→ PROMPT: Copy every line of the entries below word for word, keeping each character as it appears.

→ EXTRACTED INFORMATION:

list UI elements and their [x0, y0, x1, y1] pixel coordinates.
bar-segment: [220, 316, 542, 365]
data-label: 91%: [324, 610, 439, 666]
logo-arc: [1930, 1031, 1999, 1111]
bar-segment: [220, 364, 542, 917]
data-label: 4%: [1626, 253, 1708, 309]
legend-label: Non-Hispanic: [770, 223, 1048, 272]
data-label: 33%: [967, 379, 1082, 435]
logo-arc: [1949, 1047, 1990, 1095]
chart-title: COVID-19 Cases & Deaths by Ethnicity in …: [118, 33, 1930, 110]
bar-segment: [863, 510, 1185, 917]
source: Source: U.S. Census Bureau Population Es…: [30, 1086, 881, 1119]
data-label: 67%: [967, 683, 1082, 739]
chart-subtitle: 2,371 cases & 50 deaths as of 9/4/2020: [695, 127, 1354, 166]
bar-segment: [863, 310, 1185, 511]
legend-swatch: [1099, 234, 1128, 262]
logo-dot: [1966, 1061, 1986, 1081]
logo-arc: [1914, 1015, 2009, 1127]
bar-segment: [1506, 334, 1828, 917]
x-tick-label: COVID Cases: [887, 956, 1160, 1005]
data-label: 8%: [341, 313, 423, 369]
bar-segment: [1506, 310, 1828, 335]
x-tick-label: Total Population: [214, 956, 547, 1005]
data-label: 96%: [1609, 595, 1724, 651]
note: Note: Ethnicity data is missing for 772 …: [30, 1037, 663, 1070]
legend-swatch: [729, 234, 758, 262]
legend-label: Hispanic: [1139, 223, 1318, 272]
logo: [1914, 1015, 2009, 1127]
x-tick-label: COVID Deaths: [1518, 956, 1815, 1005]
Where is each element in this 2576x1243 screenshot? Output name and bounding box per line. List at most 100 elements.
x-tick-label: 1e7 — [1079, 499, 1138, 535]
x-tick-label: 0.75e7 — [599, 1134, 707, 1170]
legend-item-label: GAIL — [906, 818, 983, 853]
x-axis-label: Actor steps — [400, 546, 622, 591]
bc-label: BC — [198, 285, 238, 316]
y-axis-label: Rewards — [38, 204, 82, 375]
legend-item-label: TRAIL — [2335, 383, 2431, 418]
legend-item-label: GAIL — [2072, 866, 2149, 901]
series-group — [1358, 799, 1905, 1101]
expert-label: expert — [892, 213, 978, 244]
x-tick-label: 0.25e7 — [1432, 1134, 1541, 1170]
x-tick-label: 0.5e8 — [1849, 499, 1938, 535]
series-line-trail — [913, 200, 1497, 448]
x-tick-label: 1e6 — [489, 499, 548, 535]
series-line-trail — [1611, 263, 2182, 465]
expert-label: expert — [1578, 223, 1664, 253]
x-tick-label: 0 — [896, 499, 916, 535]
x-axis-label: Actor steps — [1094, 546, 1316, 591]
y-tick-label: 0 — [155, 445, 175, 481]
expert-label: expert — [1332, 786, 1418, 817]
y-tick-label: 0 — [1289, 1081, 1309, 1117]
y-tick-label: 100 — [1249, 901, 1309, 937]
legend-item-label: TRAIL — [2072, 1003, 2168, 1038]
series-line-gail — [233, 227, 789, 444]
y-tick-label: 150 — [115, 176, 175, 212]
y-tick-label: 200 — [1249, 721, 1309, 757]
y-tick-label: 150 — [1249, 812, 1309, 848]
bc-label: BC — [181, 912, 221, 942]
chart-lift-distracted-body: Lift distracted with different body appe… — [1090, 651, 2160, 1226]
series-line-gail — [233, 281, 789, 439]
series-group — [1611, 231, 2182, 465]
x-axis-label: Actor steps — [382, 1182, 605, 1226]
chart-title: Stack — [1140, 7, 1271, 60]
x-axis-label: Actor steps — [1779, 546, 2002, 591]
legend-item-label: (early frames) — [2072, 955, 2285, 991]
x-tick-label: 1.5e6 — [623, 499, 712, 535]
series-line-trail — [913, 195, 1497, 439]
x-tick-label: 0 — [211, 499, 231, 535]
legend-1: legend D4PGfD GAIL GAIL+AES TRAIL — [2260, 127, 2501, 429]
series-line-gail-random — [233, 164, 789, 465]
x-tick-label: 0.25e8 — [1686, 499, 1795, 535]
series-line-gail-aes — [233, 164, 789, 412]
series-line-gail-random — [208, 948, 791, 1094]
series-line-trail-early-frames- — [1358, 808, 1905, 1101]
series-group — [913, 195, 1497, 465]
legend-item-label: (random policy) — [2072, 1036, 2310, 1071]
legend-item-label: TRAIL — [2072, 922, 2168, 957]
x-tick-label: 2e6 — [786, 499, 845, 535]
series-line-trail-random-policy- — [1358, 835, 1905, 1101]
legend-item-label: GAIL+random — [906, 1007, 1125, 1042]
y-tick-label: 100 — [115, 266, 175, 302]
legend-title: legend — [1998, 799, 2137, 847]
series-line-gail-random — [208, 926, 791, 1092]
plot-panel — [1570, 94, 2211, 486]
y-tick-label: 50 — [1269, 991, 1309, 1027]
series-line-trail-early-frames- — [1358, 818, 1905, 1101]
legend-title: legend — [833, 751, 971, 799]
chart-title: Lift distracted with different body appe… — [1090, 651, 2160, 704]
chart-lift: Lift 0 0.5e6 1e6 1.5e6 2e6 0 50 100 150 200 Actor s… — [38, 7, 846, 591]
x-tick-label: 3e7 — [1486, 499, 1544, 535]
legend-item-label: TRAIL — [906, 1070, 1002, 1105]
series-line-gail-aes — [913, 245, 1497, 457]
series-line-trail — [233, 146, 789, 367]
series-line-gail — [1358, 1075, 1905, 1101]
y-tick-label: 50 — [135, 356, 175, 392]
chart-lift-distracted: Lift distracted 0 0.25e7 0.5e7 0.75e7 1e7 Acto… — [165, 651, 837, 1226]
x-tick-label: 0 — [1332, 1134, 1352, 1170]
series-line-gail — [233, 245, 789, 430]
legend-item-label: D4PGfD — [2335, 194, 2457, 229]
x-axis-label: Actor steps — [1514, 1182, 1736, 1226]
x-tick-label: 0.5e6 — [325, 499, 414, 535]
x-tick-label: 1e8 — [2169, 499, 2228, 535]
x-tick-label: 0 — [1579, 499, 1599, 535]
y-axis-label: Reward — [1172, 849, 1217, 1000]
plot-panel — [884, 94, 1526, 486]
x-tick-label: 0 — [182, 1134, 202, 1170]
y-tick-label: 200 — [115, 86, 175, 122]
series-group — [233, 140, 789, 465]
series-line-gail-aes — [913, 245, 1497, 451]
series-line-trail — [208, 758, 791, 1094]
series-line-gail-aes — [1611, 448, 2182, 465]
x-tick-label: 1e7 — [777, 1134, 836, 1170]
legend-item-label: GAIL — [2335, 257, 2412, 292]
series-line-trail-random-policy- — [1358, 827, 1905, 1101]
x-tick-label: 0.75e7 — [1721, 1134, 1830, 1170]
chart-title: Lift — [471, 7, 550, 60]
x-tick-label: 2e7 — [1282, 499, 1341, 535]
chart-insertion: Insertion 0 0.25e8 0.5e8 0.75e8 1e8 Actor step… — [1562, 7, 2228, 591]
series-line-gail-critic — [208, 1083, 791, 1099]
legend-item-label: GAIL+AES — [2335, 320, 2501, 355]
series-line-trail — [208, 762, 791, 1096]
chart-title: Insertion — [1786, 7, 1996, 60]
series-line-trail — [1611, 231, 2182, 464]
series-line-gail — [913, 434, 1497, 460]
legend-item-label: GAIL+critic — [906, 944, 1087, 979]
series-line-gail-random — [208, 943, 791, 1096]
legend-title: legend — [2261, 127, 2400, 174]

→ EXERCISE RESULT:
list UI elements and their [x0, y0, x1, y1] pixel coordinates.
bar-segment: [220, 316, 542, 365]
data-label: 91%: [324, 610, 439, 666]
logo-arc: [1930, 1031, 1999, 1111]
bar-segment: [220, 364, 542, 917]
data-label: 4%: [1626, 253, 1708, 309]
legend-label: Non-Hispanic: [770, 223, 1048, 272]
data-label: 33%: [967, 379, 1082, 435]
logo-arc: [1949, 1047, 1990, 1095]
chart-title: COVID-19 Cases & Deaths by Ethnicity in …: [118, 33, 1930, 110]
bar-segment: [863, 510, 1185, 917]
source: Source: U.S. Census Bureau Population Es…: [30, 1086, 881, 1119]
data-label: 67%: [967, 683, 1082, 739]
chart-subtitle: 2,371 cases & 50 deaths as of 9/4/2020: [695, 127, 1354, 166]
bar-segment: [863, 310, 1185, 511]
legend-swatch: [1099, 234, 1128, 262]
logo-dot: [1966, 1061, 1986, 1081]
logo-arc: [1914, 1015, 2009, 1127]
bar-segment: [1506, 334, 1828, 917]
x-tick-label: COVID Cases: [887, 956, 1160, 1005]
data-label: 8%: [341, 313, 423, 369]
bar-segment: [1506, 310, 1828, 335]
x-tick-label: Total Population: [214, 956, 547, 1005]
data-label: 96%: [1609, 595, 1724, 651]
note: Note: Ethnicity data is missing for 772 …: [30, 1037, 663, 1070]
legend-swatch: [729, 234, 758, 262]
legend-label: Hispanic: [1139, 223, 1318, 272]
logo: [1914, 1015, 2009, 1127]
x-tick-label: COVID Deaths: [1518, 956, 1815, 1005]
Where is each element in this 2576x1243 screenshot? Output name and bounding box per line. List at most 100 elements.
x-tick-label: 1e7 — [1079, 499, 1138, 535]
x-tick-label: 0.75e7 — [599, 1134, 707, 1170]
legend-item-label: GAIL — [906, 818, 983, 853]
x-axis-label: Actor steps — [400, 546, 622, 591]
bc-label: BC — [198, 285, 238, 316]
y-axis-label: Rewards — [38, 204, 82, 375]
legend-item-label: TRAIL — [2335, 383, 2431, 418]
legend-item-label: GAIL — [2072, 866, 2149, 901]
series-group — [1358, 799, 1905, 1101]
expert-label: expert — [892, 213, 978, 244]
x-tick-label: 0.25e7 — [1432, 1134, 1541, 1170]
x-tick-label: 0.5e8 — [1849, 499, 1938, 535]
series-line-trail — [913, 200, 1497, 448]
x-tick-label: 1e6 — [489, 499, 548, 535]
series-line-trail — [1611, 263, 2182, 465]
expert-label: expert — [1578, 223, 1664, 253]
x-tick-label: 0 — [896, 499, 916, 535]
x-axis-label: Actor steps — [1094, 546, 1316, 591]
y-tick-label: 0 — [155, 445, 175, 481]
expert-label: expert — [1332, 786, 1418, 817]
y-tick-label: 0 — [1289, 1081, 1309, 1117]
y-tick-label: 100 — [1249, 901, 1309, 937]
legend-item-label: TRAIL — [2072, 1003, 2168, 1038]
series-line-gail — [233, 227, 789, 444]
y-tick-label: 150 — [115, 176, 175, 212]
y-tick-label: 200 — [1249, 721, 1309, 757]
y-tick-label: 150 — [1249, 812, 1309, 848]
bc-label: BC — [181, 912, 221, 942]
chart-lift-distracted-body: Lift distracted with different body appe… — [1090, 651, 2160, 1226]
series-line-gail — [233, 281, 789, 439]
series-group — [1611, 231, 2182, 465]
x-axis-label: Actor steps — [382, 1182, 605, 1226]
chart-title: Stack — [1140, 7, 1271, 60]
x-axis-label: Actor steps — [1779, 546, 2002, 591]
legend-item-label: (early frames) — [2072, 955, 2285, 991]
x-tick-label: 1.5e6 — [623, 499, 712, 535]
series-line-trail — [913, 195, 1497, 439]
x-tick-label: 0 — [211, 499, 231, 535]
legend-1: legend D4PGfD GAIL GAIL+AES TRAIL — [2260, 127, 2501, 429]
series-line-gail-random — [233, 164, 789, 465]
x-tick-label: 0.25e8 — [1686, 499, 1795, 535]
series-line-gail-aes — [233, 164, 789, 412]
series-line-gail-random — [208, 948, 791, 1094]
series-line-trail-early-frames- — [1358, 808, 1905, 1101]
series-group — [913, 195, 1497, 465]
legend-item-label: (random policy) — [2072, 1036, 2310, 1071]
legend-item-label: TRAIL — [2072, 922, 2168, 957]
x-tick-label: 2e6 — [786, 499, 845, 535]
series-line-trail-random-policy- — [1358, 835, 1905, 1101]
legend-item-label: GAIL+random — [906, 1007, 1125, 1042]
y-tick-label: 100 — [115, 266, 175, 302]
legend-title: legend — [1998, 799, 2137, 847]
series-line-gail-random — [208, 926, 791, 1092]
plot-panel — [1570, 94, 2211, 486]
y-tick-label: 50 — [1269, 991, 1309, 1027]
series-line-trail-early-frames- — [1358, 818, 1905, 1101]
legend-title: legend — [833, 751, 971, 799]
chart-title: Lift distracted with different body appe… — [1090, 651, 2160, 704]
chart-lift: Lift 0 0.5e6 1e6 1.5e6 2e6 0 50 100 150 200 Actor s… — [38, 7, 846, 591]
x-tick-label: 3e7 — [1486, 499, 1544, 535]
legend-item-label: TRAIL — [906, 1070, 1002, 1105]
series-line-gail-aes — [913, 245, 1497, 457]
series-line-trail — [233, 146, 789, 367]
series-line-gail — [1358, 1075, 1905, 1101]
y-tick-label: 50 — [135, 356, 175, 392]
chart-lift-distracted: Lift distracted 0 0.25e7 0.5e7 0.75e7 1e7 Acto… — [165, 651, 837, 1226]
x-tick-label: 0 — [1332, 1134, 1352, 1170]
series-line-gail — [233, 245, 789, 430]
legend-item-label: D4PGfD — [2335, 194, 2457, 229]
x-axis-label: Actor steps — [1514, 1182, 1736, 1226]
x-tick-label: 0.5e6 — [325, 499, 414, 535]
x-tick-label: 1e8 — [2169, 499, 2228, 535]
x-tick-label: 0 — [1579, 499, 1599, 535]
y-axis-label: Reward — [1172, 849, 1217, 1000]
plot-panel — [884, 94, 1526, 486]
x-tick-label: 0 — [182, 1134, 202, 1170]
y-tick-label: 200 — [115, 86, 175, 122]
series-group — [233, 140, 789, 465]
series-line-gail-aes — [913, 245, 1497, 451]
series-line-trail — [208, 758, 791, 1094]
series-line-gail-aes — [1611, 448, 2182, 465]
x-tick-label: 1e7 — [777, 1134, 836, 1170]
legend-item-label: GAIL — [2335, 257, 2412, 292]
series-line-trail-random-policy- — [1358, 827, 1905, 1101]
x-tick-label: 0.75e7 — [1721, 1134, 1830, 1170]
chart-title: Lift — [471, 7, 550, 60]
x-tick-label: 2e7 — [1282, 499, 1341, 535]
chart-insertion: Insertion 0 0.25e8 0.5e8 0.75e8 1e8 Actor step… — [1562, 7, 2228, 591]
series-line-gail-critic — [208, 1083, 791, 1099]
legend-item-label: GAIL+AES — [2335, 320, 2501, 355]
series-line-trail — [208, 762, 791, 1096]
chart-title: Insertion — [1786, 7, 1996, 60]
series-line-trail — [1611, 231, 2182, 464]
series-line-gail — [913, 434, 1497, 460]
legend-item-label: GAIL+critic — [906, 944, 1087, 979]
series-line-gail-random — [208, 943, 791, 1096]
legend-title: legend — [2261, 127, 2400, 174]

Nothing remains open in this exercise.